[Stored items from a collection]
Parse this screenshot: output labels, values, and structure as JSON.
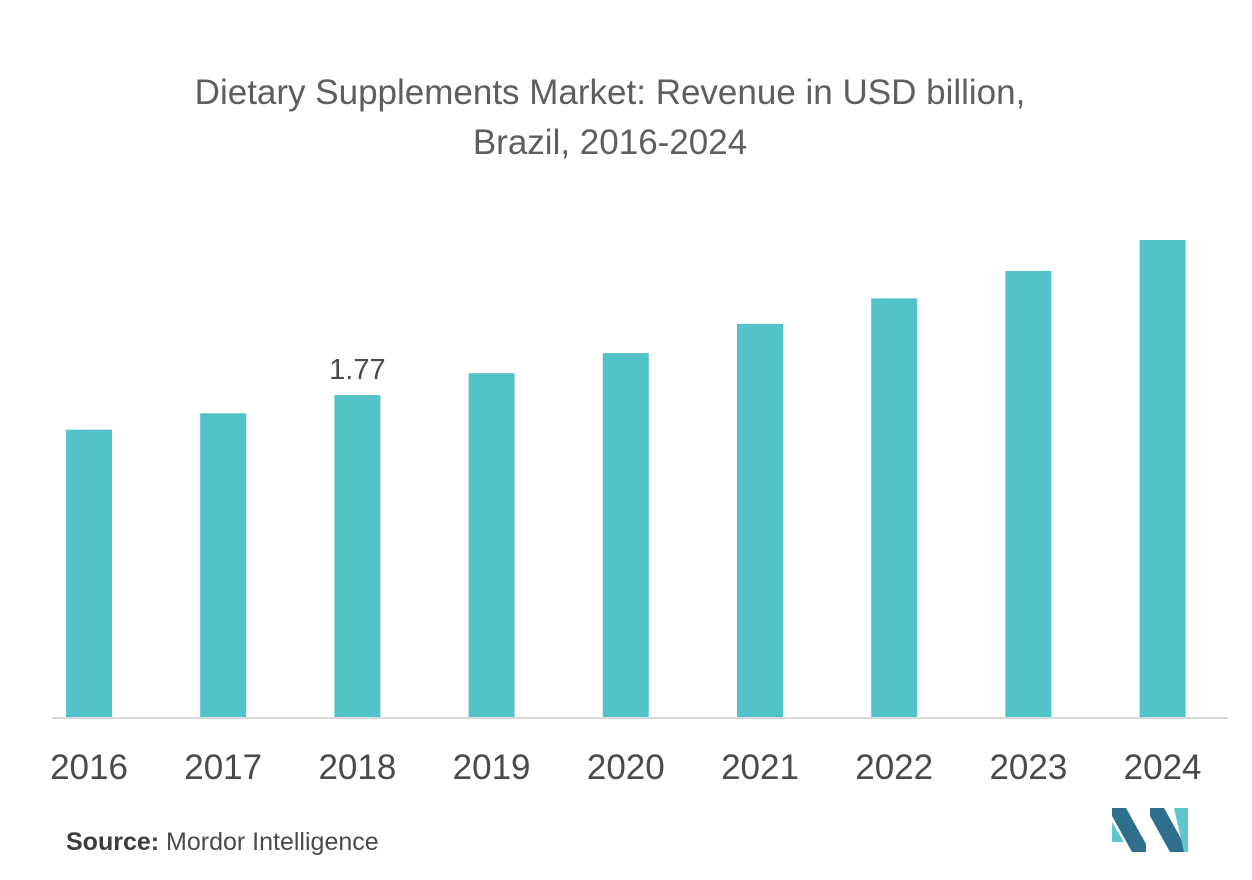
{
  "title_line1": "Dietary Supplements Market: Revenue in USD billion,",
  "title_line2": "Brazil, 2016-2024",
  "source_label": "Source:",
  "source_value": "Mordor Intelligence",
  "colors": {
    "bar": "#52c3c9",
    "axis": "#d9d9d9",
    "tick_text": "#4a4a4a",
    "logo_dark": "#2e6f8e",
    "logo_light": "#5fc6cc"
  },
  "chart_data": {
    "type": "bar",
    "title": "Dietary Supplements Market: Revenue in USD billion, Brazil, 2016-2024",
    "categories": [
      "2016",
      "2017",
      "2018",
      "2019",
      "2020",
      "2021",
      "2022",
      "2023",
      "2024"
    ],
    "values": [
      1.58,
      1.67,
      1.77,
      1.89,
      2.0,
      2.16,
      2.3,
      2.45,
      2.62
    ],
    "data_labels": [
      {
        "category": "2018",
        "text": "1.77"
      }
    ],
    "ylim": [
      0,
      3.4
    ],
    "grid": false,
    "legend": "none"
  }
}
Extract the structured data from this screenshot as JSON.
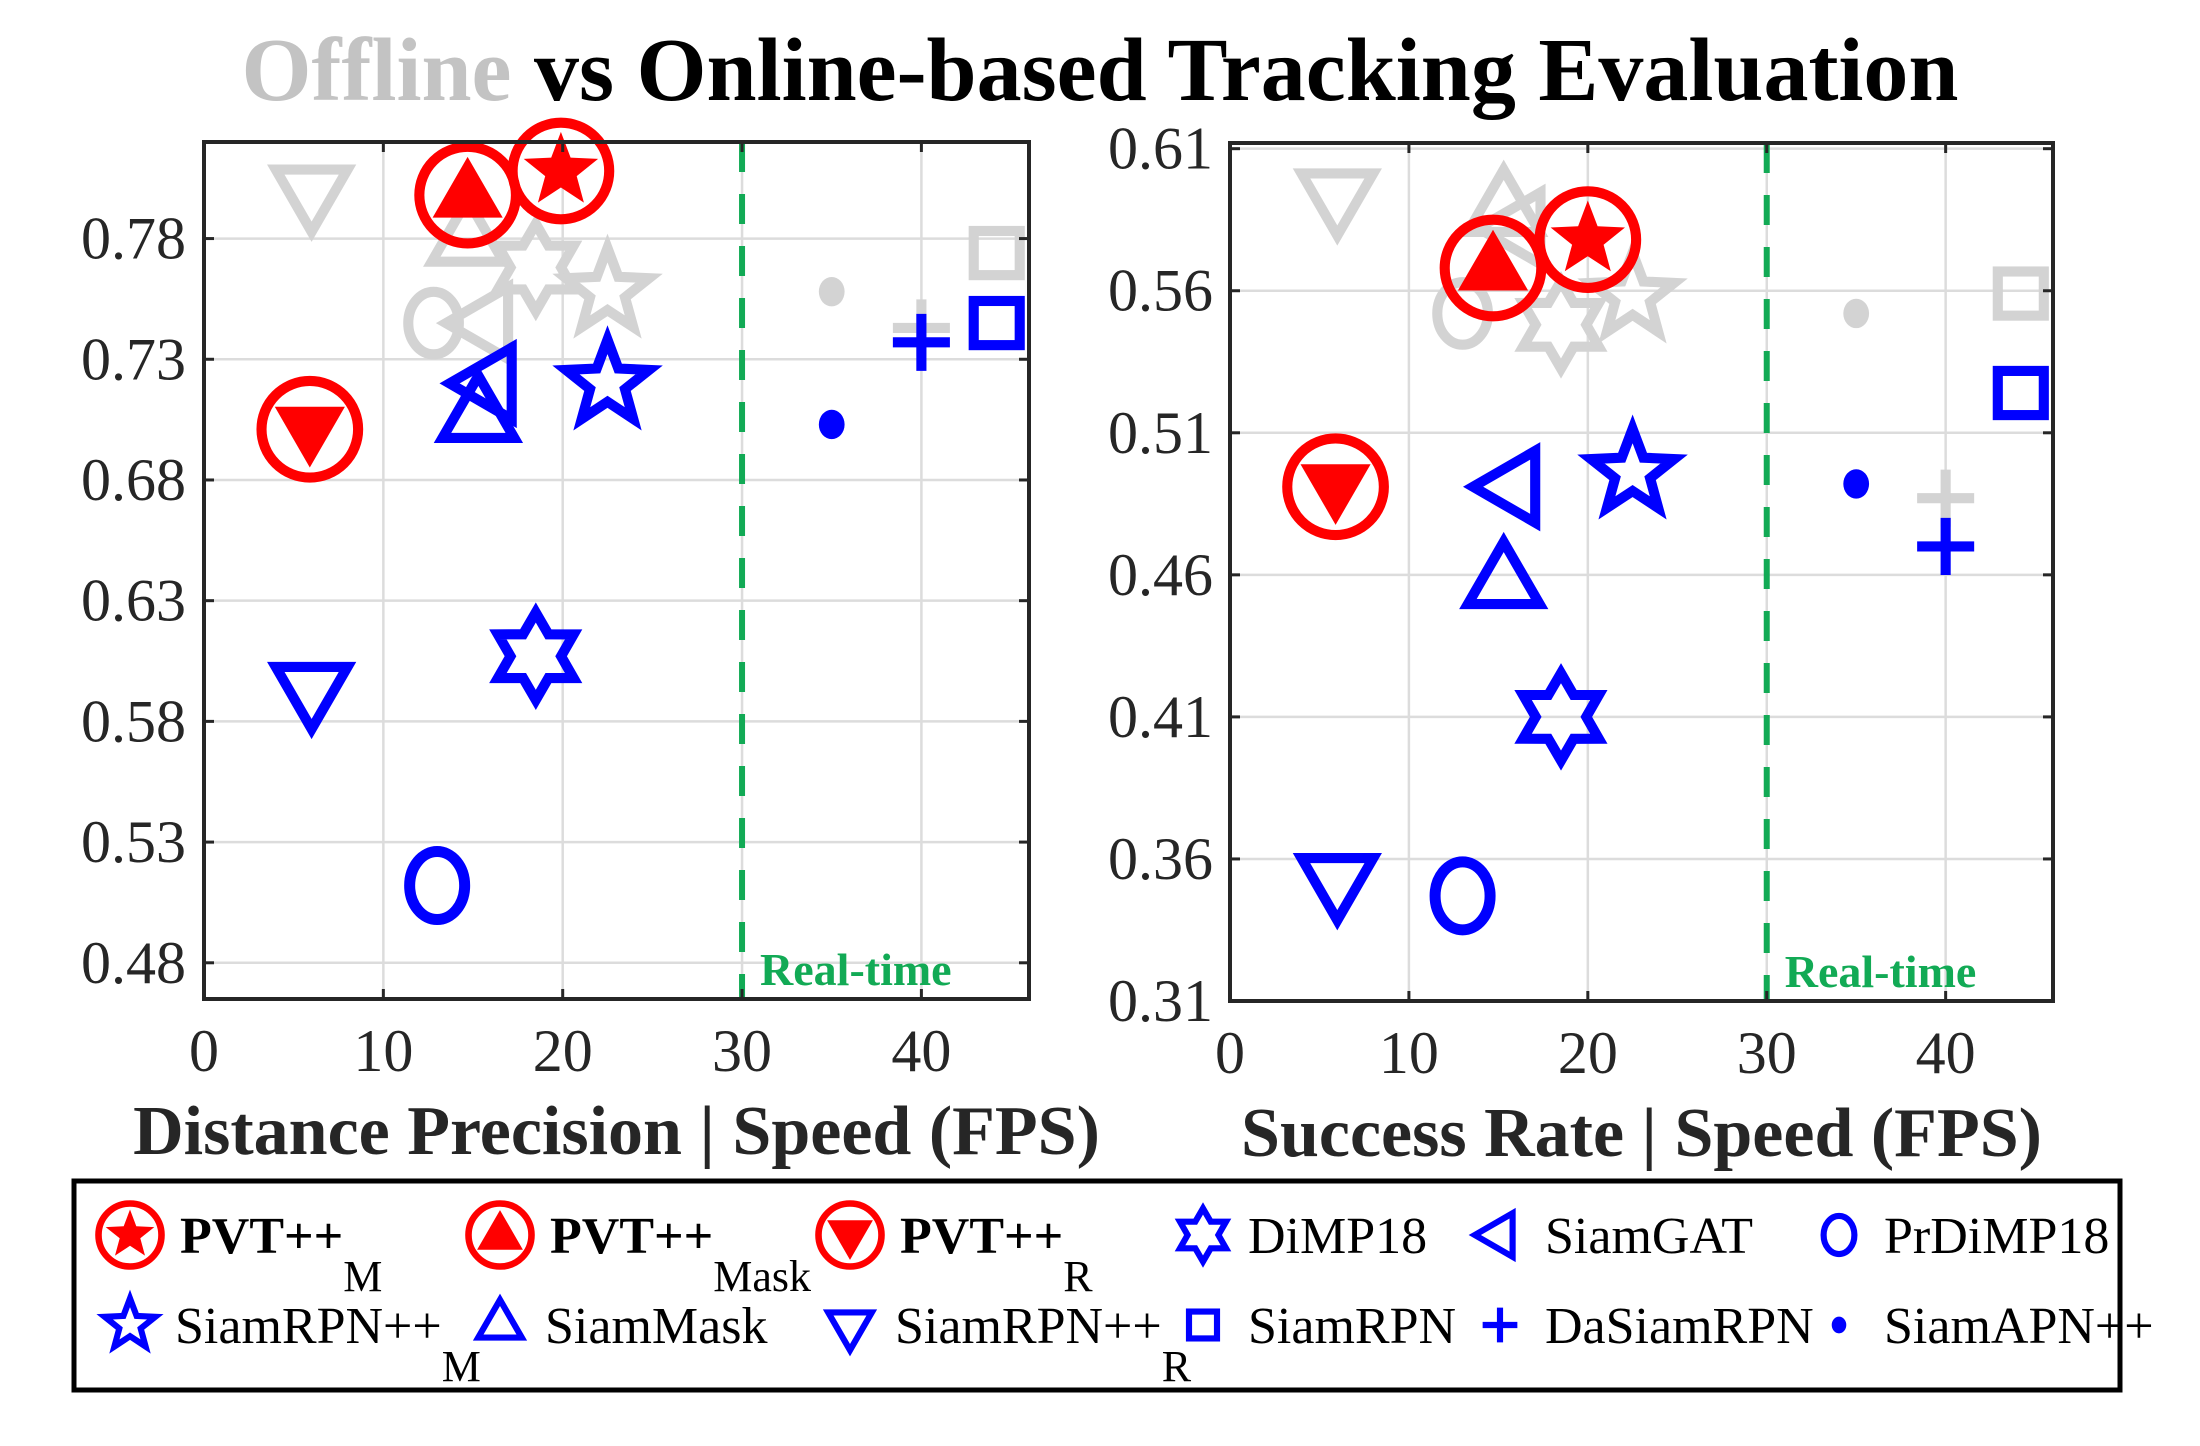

**WHAT YOU NEED TO DO**
Print the records word for word and exclude any picture they hold.

**EXPECTED ANSWER**
Parse this screenshot: output labels, values, and structure as JSON.
{
  "title_line1": "Dietary Supplements Market: Revenue in USD billion,",
  "title_line2": "Brazil, 2016-2024",
  "source_label": "Source:",
  "source_value": "Mordor Intelligence",
  "colors": {
    "bar": "#52c3c9",
    "axis": "#d9d9d9",
    "tick_text": "#4a4a4a",
    "logo_dark": "#2e6f8e",
    "logo_light": "#5fc6cc"
  },
  "chart_data": {
    "type": "bar",
    "title": "Dietary Supplements Market: Revenue in USD billion, Brazil, 2016-2024",
    "categories": [
      "2016",
      "2017",
      "2018",
      "2019",
      "2020",
      "2021",
      "2022",
      "2023",
      "2024"
    ],
    "values": [
      1.58,
      1.67,
      1.77,
      1.89,
      2.0,
      2.16,
      2.3,
      2.45,
      2.62
    ],
    "data_labels": [
      {
        "category": "2018",
        "text": "1.77"
      }
    ],
    "ylim": [
      0,
      3.4
    ],
    "grid": false,
    "legend": "none"
  }
}
Extract the structured data from this screenshot as JSON.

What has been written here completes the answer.